===== Extracted information

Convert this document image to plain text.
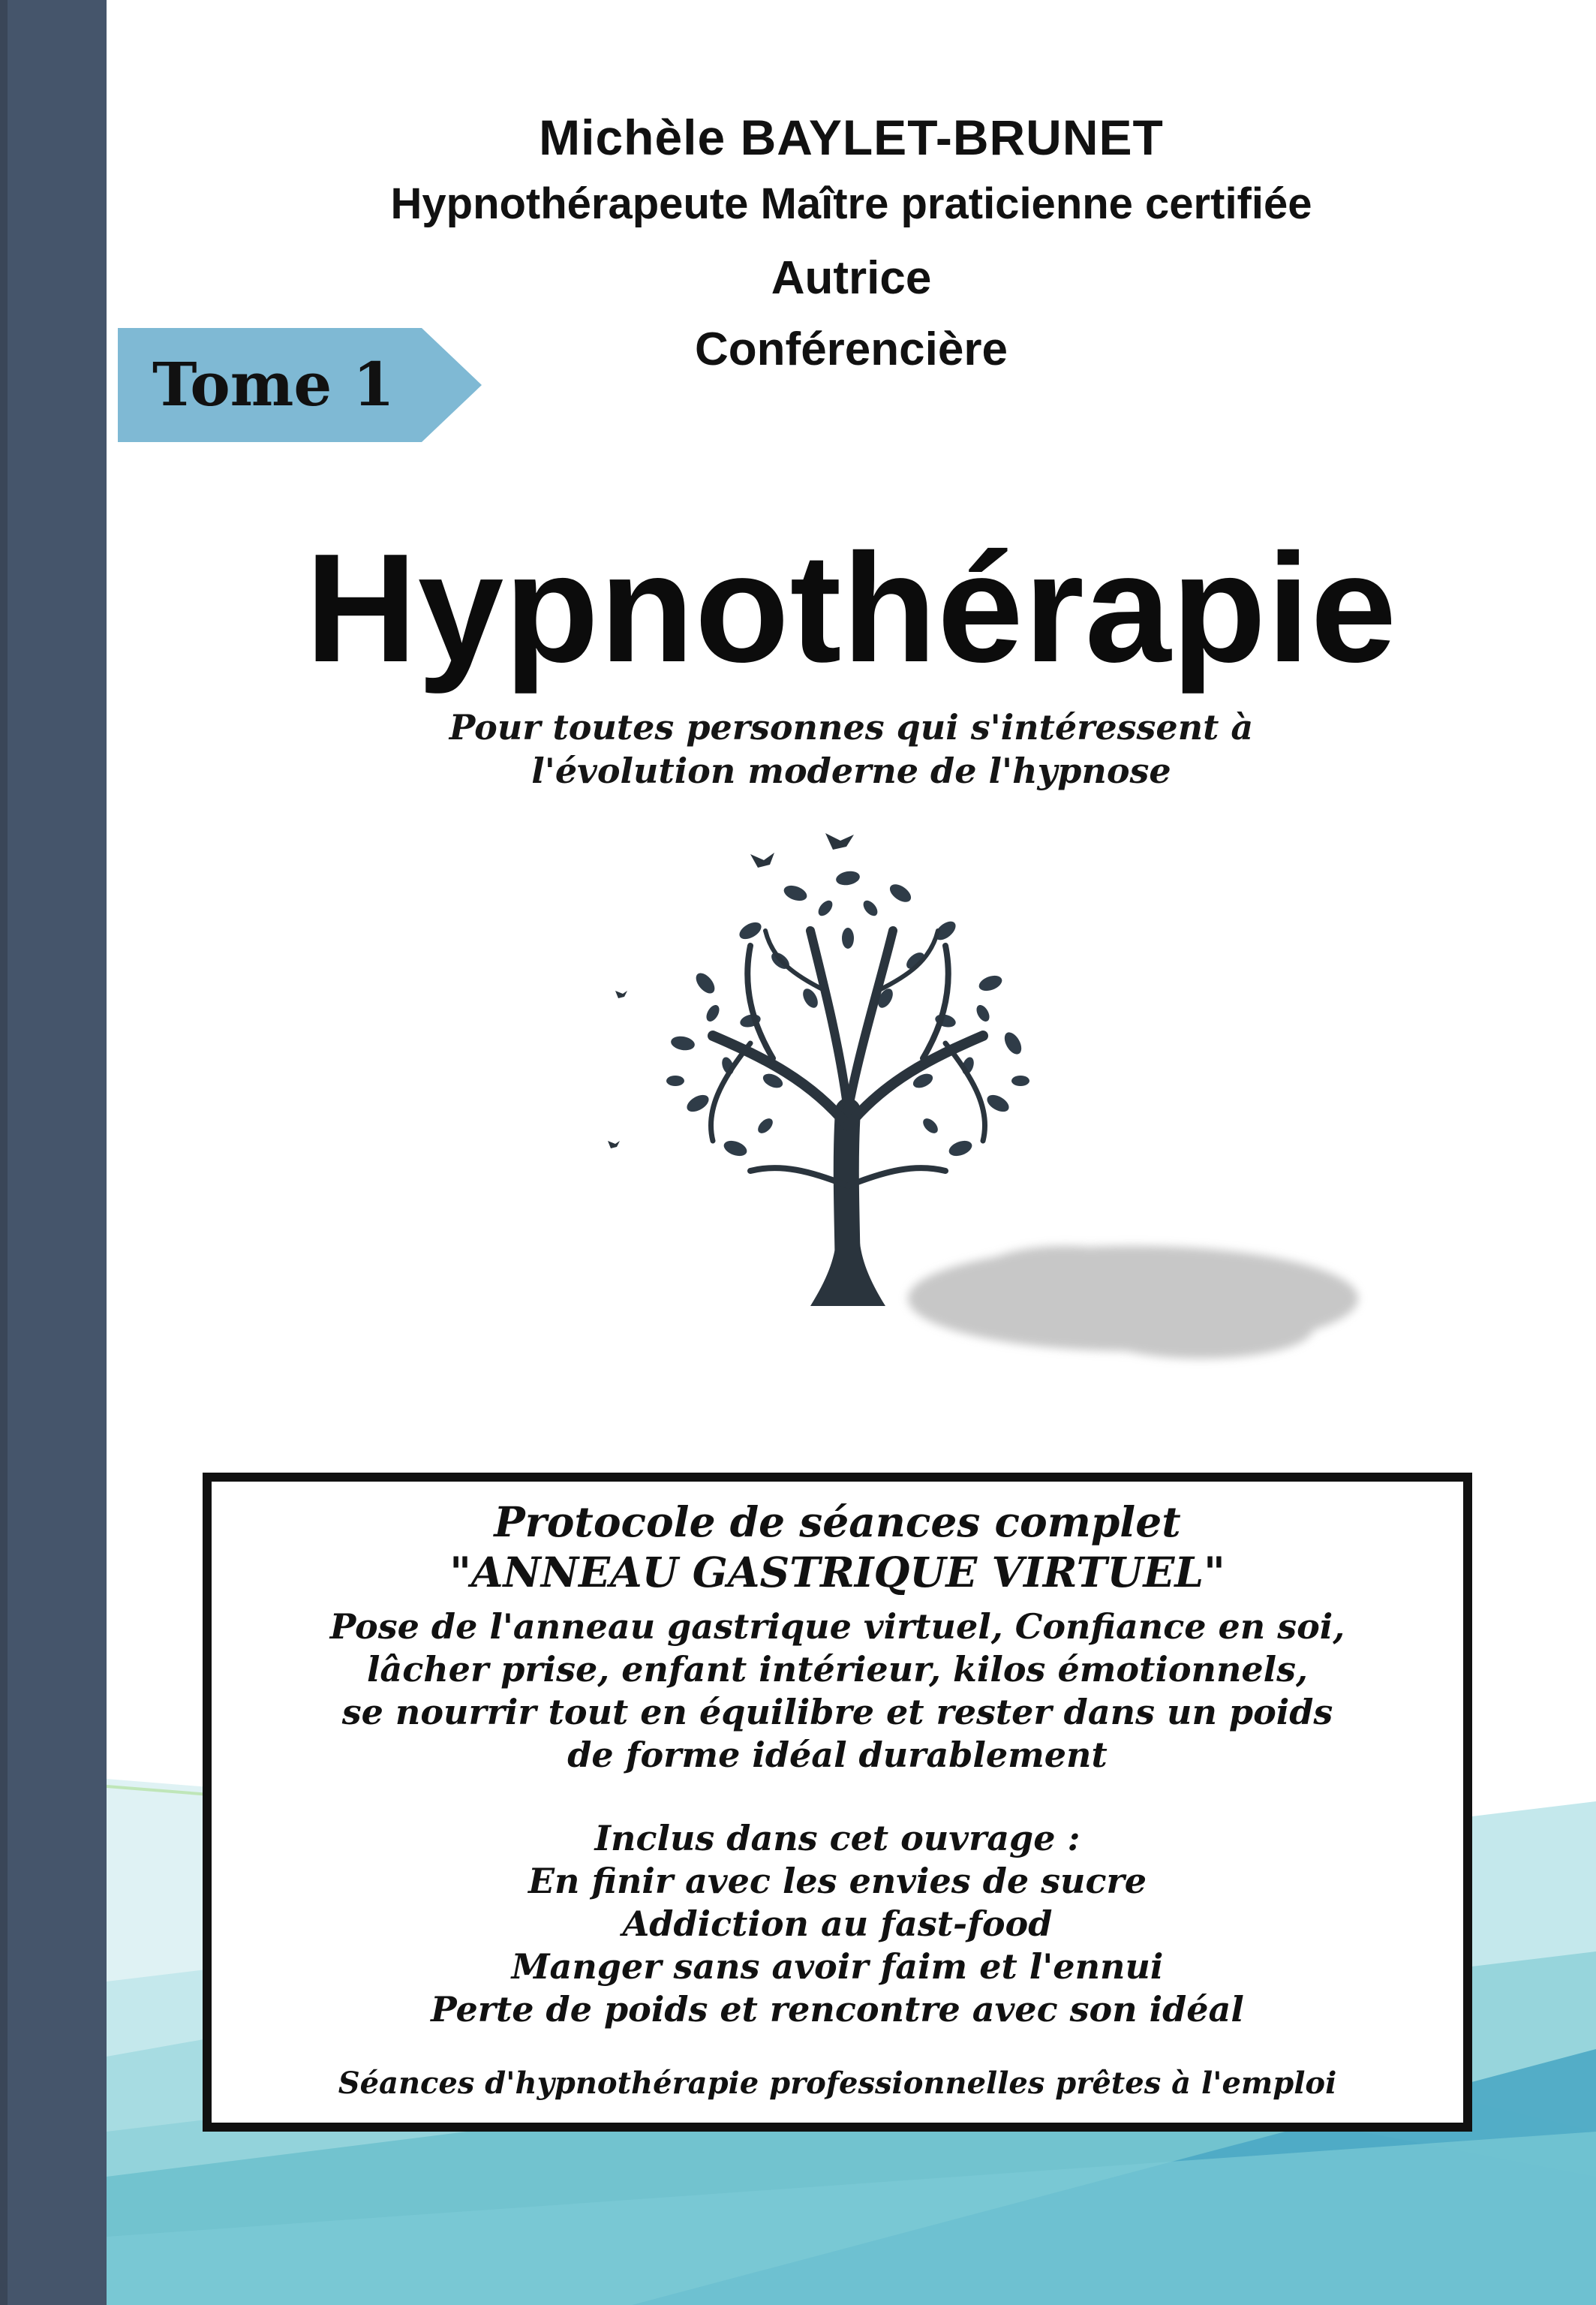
Michèle BAYLET-BRUNET
Hypnothérapeute Maître praticienne certifiée
Autrice
Conférencière
Tome 1
Hypnothérapie
Pour toutes personnes qui s'intéressent à
l'évolution moderne de l'hypnose
Protocole de séances complet
"ANNEAU GASTRIQUE VIRTUEL"
Pose de l'anneau gastrique virtuel, Confiance en soi,
lâcher prise, enfant intérieur, kilos émotionnels,
se nourrir tout en équilibre et rester dans un poids
de forme idéal durablement
Inclus dans cet ouvrage :
En finir avec les envies de sucre
Addiction au fast-food
Manger sans avoir faim et l'ennui
Perte de poids et rencontre avec son idéal
Séances d'hypnothérapie professionnelles prêtes à l'emploi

==========

▶ _Exercise brief_:
Copy every record above exactly, leaving out any pictures.

▶ _Task output_:
Convert this document image to plain text.
Michèle BAYLET-BRUNET
Hypnothérapeute Maître praticienne certifiée
Autrice
Conférencière
Tome 1
Hypnothérapie
Pour toutes personnes qui s'intéressent à
l'évolution moderne de l'hypnose
Protocole de séances complet
"ANNEAU GASTRIQUE VIRTUEL"
Pose de l'anneau gastrique virtuel, Confiance en soi,
lâcher prise, enfant intérieur, kilos émotionnels,
se nourrir tout en équilibre et rester dans un poids
de forme idéal durablement
Inclus dans cet ouvrage :
En finir avec les envies de sucre
Addiction au fast-food
Manger sans avoir faim et l'ennui
Perte de poids et rencontre avec son idéal
Séances d'hypnothérapie professionnelles prêtes à l'emploi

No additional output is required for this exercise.